Inhibitor enzim merupakan cara menginhibisi enzim-enzim dengan menurunkan metabolisme obat lain. Proses metabolisme obat akan menurun dan memperlambat proses eliminasi obat sehingga dapat meningkatkan konsentrasi dan efek obat di dalam plasma (Syamsudin, 2011).

4) Interaksi pada proses ekskresi

Ekskresi obat sebagian besar terjadi lewat ginjal melalui urin dan juga melalui empedu. Interaksi obat pada proses ekskresi dapat terjadi karena dipengaruhi oleh beberapa faktor yaitu perubahan pH urin,

perubahan ekskresi empedu dalam bentuk siklus enterohepatik, perubahan ekskresi aktif pada tubulus ginjal dan perubahan aliran darah ginjal (Baxter, 2010).

a) Perubahan ekskresi aktif pada tubular ginjal. Penurunan ekskresi obat satu sama lain melalui kompetisi dalam berikatan disebabkan oleh banyaknya obat yang memiliki mekanisme transport yang sama dalam tubulus ginjal (Syamsudin, 2011). b) Perubahan pH urin. Obat adalah suatu asam lemah atau basa

lemah, ketika urin bersifat basa maka obat-obatan basa lemah akan direabsorpsi kedalam tubulus distal. pH urin dapat bervariasi sesuai dengan makanan yang dikonsumsi, variasi pH urin berkisar antara 4,5 – 8,0. Ketika pH urin asam maka obat-obat yang bersifat basa akan lebih mudah diekskresikan. Pada suasana basa atau nilai pH tinggi, obat asam lemah yang memiliki pKa 3-7 sebagian besar berada dalam bentuk terion dan tidak larut dalam lemak, sehingga obat tidak dapat berdifusi ke dalam sel tubulus ginjal dan akan tetap berada dalam urin dan dikeluarkan dari tubuh (Syamsudin, 2011).

▸ **GUNAKAN INFORMASI INI**
1. Salin semua bagian teks tentang interaksi obat, mulai dari "Inhibitor enzim merupakan" terus sampai "ginjal (Baxter, 2010).".
2. Tulis lanjutan teks tentang interaksi obat, dimulai tepat sesudah kalimat terakhirnya.
Data di bawah ini tidak ada hubungannya dengan teks tentang interaksi obat.

▸ **DATA YANG DIBERIKAN**
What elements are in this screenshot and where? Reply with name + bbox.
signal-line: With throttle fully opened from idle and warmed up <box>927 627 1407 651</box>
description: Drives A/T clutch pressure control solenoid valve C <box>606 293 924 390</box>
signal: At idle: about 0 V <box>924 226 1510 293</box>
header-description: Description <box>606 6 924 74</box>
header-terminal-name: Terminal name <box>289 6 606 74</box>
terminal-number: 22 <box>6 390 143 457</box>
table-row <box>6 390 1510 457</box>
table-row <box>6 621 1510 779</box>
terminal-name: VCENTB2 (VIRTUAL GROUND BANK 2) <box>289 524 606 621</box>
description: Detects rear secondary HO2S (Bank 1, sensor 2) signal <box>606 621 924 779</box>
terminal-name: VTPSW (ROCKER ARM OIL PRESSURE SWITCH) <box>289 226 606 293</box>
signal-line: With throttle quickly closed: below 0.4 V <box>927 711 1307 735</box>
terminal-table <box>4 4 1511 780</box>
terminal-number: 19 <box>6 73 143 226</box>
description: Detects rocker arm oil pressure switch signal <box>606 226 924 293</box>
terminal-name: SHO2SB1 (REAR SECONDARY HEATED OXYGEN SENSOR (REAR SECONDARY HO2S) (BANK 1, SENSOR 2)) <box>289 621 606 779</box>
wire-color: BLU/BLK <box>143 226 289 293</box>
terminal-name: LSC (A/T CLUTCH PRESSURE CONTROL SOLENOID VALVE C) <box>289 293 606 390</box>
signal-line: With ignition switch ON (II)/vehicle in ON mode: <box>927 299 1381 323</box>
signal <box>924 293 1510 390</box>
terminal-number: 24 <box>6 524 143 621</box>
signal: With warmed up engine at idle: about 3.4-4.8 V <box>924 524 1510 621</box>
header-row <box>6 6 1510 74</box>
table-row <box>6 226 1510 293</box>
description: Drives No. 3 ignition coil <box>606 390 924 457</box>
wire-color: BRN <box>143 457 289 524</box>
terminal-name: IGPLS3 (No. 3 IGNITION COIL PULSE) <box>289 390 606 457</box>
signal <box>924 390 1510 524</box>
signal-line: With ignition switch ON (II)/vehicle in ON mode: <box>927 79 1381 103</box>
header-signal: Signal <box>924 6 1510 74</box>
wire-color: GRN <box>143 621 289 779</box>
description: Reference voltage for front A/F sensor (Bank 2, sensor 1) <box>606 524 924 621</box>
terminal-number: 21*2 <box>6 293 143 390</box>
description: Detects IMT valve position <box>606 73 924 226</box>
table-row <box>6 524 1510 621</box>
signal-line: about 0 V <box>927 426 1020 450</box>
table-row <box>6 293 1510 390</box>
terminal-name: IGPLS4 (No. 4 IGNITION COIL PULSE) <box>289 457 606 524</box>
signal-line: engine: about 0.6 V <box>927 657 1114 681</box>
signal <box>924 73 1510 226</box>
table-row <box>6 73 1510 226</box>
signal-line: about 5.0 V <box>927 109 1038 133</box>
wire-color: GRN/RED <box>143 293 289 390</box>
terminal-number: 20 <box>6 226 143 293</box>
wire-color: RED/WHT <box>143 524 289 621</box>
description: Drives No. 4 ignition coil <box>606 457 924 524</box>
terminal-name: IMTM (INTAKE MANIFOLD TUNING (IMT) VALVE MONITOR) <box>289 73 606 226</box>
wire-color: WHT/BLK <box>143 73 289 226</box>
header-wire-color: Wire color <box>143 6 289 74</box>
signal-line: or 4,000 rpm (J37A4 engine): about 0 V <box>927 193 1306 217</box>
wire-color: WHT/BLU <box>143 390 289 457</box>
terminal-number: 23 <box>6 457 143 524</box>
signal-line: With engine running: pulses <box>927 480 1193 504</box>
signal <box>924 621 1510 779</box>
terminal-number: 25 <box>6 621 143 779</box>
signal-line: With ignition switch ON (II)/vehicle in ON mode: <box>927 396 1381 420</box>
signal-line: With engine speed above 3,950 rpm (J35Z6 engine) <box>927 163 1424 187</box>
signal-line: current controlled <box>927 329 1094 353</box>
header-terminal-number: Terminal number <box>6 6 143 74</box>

▸ **HASIL TUGAS**
1.
Inhibitor enzim merupakan cara menginhibisi enzim-enzim dengan menurunkan metabolisme obat lain. Proses metabolisme obat akan menurun dan memperlambat proses eliminasi obat sehingga dapat meningkatkan konsentrasi dan efek obat di dalam plasma (Syamsudin, 2011).

4) Interaksi pada proses ekskresi

Ekskresi obat sebagian besar terjadi lewat ginjal melalui urin dan juga melalui empedu. Interaksi obat pada proses ekskresi dapat terjadi karena dipengaruhi oleh beberapa faktor yaitu perubahan pH urin,

perubahan ekskresi empedu dalam bentuk siklus enterohepatik, perubahan ekskresi aktif pada tubulus ginjal dan perubahan aliran darah ginjal (Baxter, 2010).

2.
Obat yang bersifat basa lemah dengan nilai pKa 7,5-10,5 dalam suasana basa akan berada dalam bentuk tidak terionisasi dan terlarut dalam lemak. Hal tersebut mengakibatkan obat dapat berdifusi ke dalam sel tubulus ginjal dan terjadi peningkatan konsentrasi obat. Sebaliknya pada saat suasana urin

asam maka obat yang bersifat basa tersebut akan lebih mudah diekskresikan (Syamsudin, 2011).

b. Interaksi farmakodinamik. Interaksi farmakodinamik merupakan interaksi antara dua obat atau lebih yang dapat menyebabkan efek dari suatu obat mengalami perubahan oleh adanya kehadiran obat lain di tempat kerja atau aksi obat (Baxer, 2010). Interaksi farmakodinamik menimbulkan efek-efek obat yang aditif, sinergis (potensiasi), atau antagonis jika dua obat atau lebih yang mempunyai kerja yang serupa atau tidak serupa diberikan (Tatro, 2007).

1). Efek obat aditif

Interaksi yang terjadi apabila adanya pemberian dua atau lebih obat yang memiliki efek terapeutik yang sama saat diberikan secara bersamaan. Efek yang dihasilkan dari pemberian obat-obat tersebut secara bersamaan merupakan jumlah dari efek kedua obat yang digabungkan secara tersendiri sesuai dengan dosis yang digunakan. Efek yang terjadi tersebut dapat merupakan efek yang diinginkan atau tidak diinginkan. Contoh interaksi aditif yang diinginkan adalah obat analgesik yaitu aspirin dan kodein yang dapat diberikan bersamaan untuk meredakan nyeri (Baxter, 2010). Contoh interaksi aditif yang tidak diinginkan yaitu interaksi aspirin dan alkohol yang dapat menyebabkan terjadinya pendarahan lambung (Syamsudin, 2011).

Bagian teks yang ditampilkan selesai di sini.